**Task brief**
Return every line of the data below that includes the string "Yield".
::::::::
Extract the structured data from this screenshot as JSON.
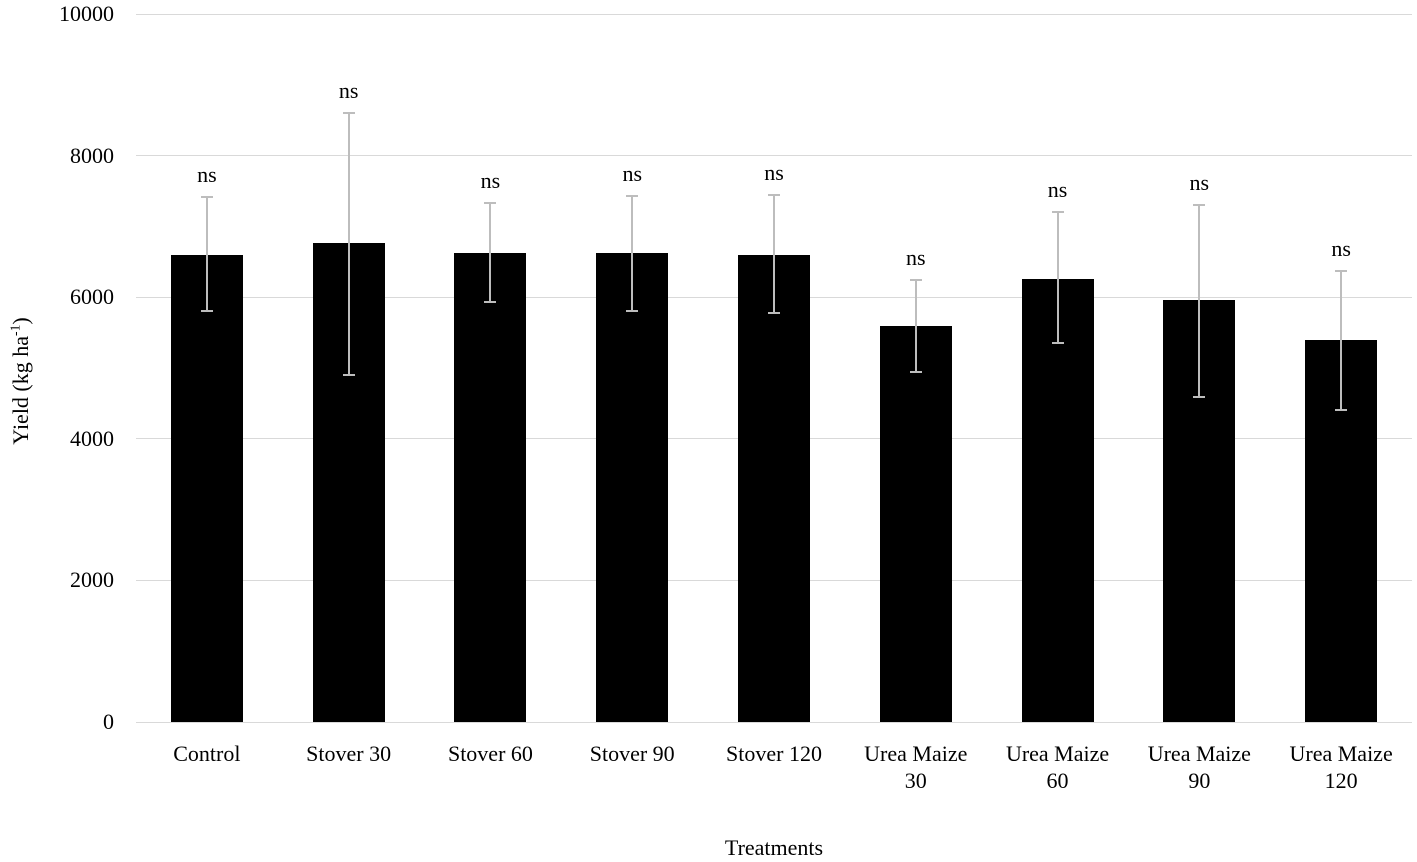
{
  "chart_data": {
    "type": "bar",
    "title": "",
    "xlabel": "Treatments",
    "ylabel": "Yield (kg ha⁻¹)",
    "ylabel_parts": {
      "prefix": "Yield (kg ha",
      "sup": "-1",
      "suffix": ")"
    },
    "ylim": [
      0,
      10000
    ],
    "yticks": [
      0,
      2000,
      4000,
      6000,
      8000,
      10000
    ],
    "grid": "horizontal",
    "legend": "none",
    "bar_color": "#000000",
    "gridline_color": "#d9d9d9",
    "error_bar_color": "#bdbdbd",
    "text_color": "#000000",
    "categories": [
      "Control",
      "Stover 30",
      "Stover 60",
      "Stover 90",
      "Stover 120",
      "Urea Maize 30",
      "Urea Maize 60",
      "Urea Maize 90",
      "Urea Maize 120"
    ],
    "tick_labels": [
      "Control",
      "Stover 30",
      "Stover 60",
      "Stover 90",
      "Stover 120",
      "Urea Maize\n30",
      "Urea Maize\n60",
      "Urea Maize\n90",
      "Urea Maize\n120"
    ],
    "series": [
      {
        "name": "Yield",
        "values": [
          6600,
          6760,
          6630,
          6630,
          6600,
          5600,
          6260,
          5960,
          5400
        ],
        "error_upper": [
          7420,
          8600,
          7330,
          7430,
          7440,
          6240,
          7200,
          7300,
          6370
        ],
        "error_lower": [
          5800,
          4900,
          5930,
          5810,
          5770,
          4940,
          5350,
          4590,
          4410
        ]
      }
    ],
    "annotations": [
      "ns",
      "ns",
      "ns",
      "ns",
      "ns",
      "ns",
      "ns",
      "ns",
      "ns"
    ]
  }
}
::::::::
**Written answer**
    "ylabel": "Yield (kg ha⁻¹)",
      "prefix": "Yield (kg ha",
        "name": "Yield",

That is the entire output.